— Exercise description —
Only the lines from the one with "Convert this document image to plain text." to the last line belong in your answer; write them out exactly and drop the pictures.

— Data lines —
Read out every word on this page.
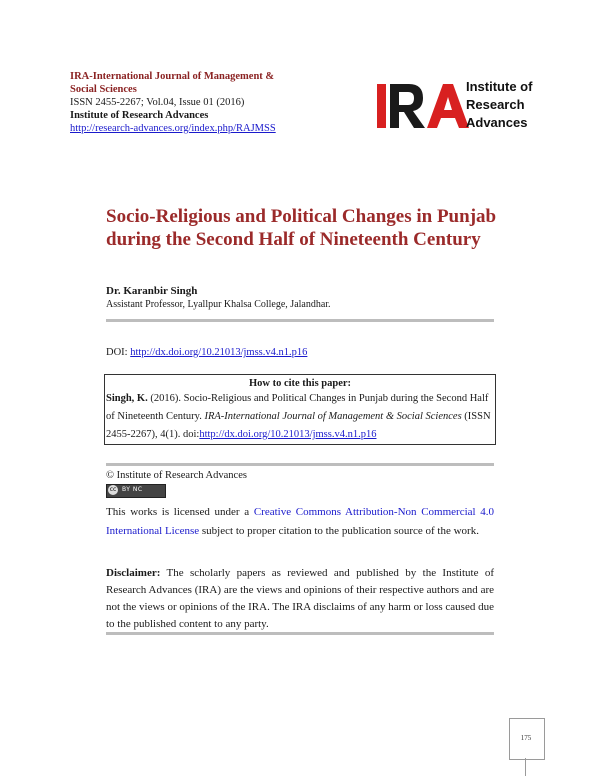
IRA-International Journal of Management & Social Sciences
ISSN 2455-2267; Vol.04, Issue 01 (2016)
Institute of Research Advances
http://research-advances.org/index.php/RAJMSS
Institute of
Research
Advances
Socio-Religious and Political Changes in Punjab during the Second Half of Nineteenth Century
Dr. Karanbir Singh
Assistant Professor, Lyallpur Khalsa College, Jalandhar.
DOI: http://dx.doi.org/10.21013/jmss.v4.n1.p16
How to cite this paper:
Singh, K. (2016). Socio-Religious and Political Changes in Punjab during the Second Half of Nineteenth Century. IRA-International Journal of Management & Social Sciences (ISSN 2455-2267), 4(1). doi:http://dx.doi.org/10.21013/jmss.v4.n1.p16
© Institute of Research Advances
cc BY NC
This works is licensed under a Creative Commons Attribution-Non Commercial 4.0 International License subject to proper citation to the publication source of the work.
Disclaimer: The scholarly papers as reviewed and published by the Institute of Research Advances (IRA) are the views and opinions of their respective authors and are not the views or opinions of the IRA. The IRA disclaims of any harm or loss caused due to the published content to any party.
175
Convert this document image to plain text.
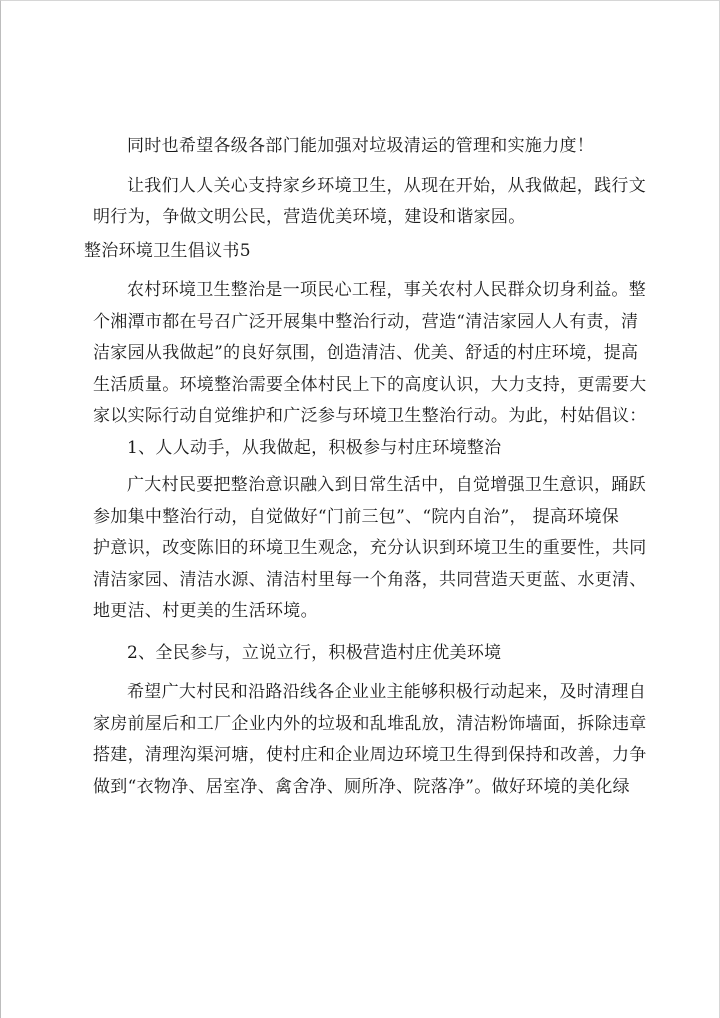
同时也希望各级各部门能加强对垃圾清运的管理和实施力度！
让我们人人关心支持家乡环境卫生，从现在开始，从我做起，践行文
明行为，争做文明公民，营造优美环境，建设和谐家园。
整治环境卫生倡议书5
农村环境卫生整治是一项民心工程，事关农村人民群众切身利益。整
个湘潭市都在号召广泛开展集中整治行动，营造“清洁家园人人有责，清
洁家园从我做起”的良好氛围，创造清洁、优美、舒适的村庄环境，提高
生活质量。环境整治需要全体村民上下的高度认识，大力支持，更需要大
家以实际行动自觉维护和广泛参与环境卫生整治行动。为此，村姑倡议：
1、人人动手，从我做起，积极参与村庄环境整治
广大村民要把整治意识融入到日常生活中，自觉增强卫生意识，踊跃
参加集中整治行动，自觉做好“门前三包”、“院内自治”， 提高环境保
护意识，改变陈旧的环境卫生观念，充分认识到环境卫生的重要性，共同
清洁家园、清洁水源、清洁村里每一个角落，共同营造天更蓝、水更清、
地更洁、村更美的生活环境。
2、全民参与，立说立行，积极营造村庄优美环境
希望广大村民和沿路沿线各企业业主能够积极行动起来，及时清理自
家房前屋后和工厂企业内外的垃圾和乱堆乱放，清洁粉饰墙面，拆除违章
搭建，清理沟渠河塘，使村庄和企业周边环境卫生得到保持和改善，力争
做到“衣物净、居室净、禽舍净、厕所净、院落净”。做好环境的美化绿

— Task result —
Convert this document image to plain text.
同时也希望各级各部门能加强对垃圾清运的管理和实施力度！
让我们人人关心支持家乡环境卫生，从现在开始，从我做起，践行文
明行为，争做文明公民，营造优美环境，建设和谐家园。
整治环境卫生倡议书5
农村环境卫生整治是一项民心工程，事关农村人民群众切身利益。整
个湘潭市都在号召广泛开展集中整治行动，营造“清洁家园人人有责，清
洁家园从我做起”的良好氛围，创造清洁、优美、舒适的村庄环境，提高
生活质量。环境整治需要全体村民上下的高度认识，大力支持，更需要大
家以实际行动自觉维护和广泛参与环境卫生整治行动。为此，村姑倡议：
1、人人动手，从我做起，积极参与村庄环境整治
广大村民要把整治意识融入到日常生活中，自觉增强卫生意识，踊跃
参加集中整治行动，自觉做好“门前三包”、“院内自治”， 提高环境保
护意识，改变陈旧的环境卫生观念，充分认识到环境卫生的重要性，共同
清洁家园、清洁水源、清洁村里每一个角落，共同营造天更蓝、水更清、
地更洁、村更美的生活环境。
2、全民参与，立说立行，积极营造村庄优美环境
希望广大村民和沿路沿线各企业业主能够积极行动起来，及时清理自
家房前屋后和工厂企业内外的垃圾和乱堆乱放，清洁粉饰墙面，拆除违章
搭建，清理沟渠河塘，使村庄和企业周边环境卫生得到保持和改善，力争
做到“衣物净、居室净、禽舍净、厕所净、院落净”。做好环境的美化绿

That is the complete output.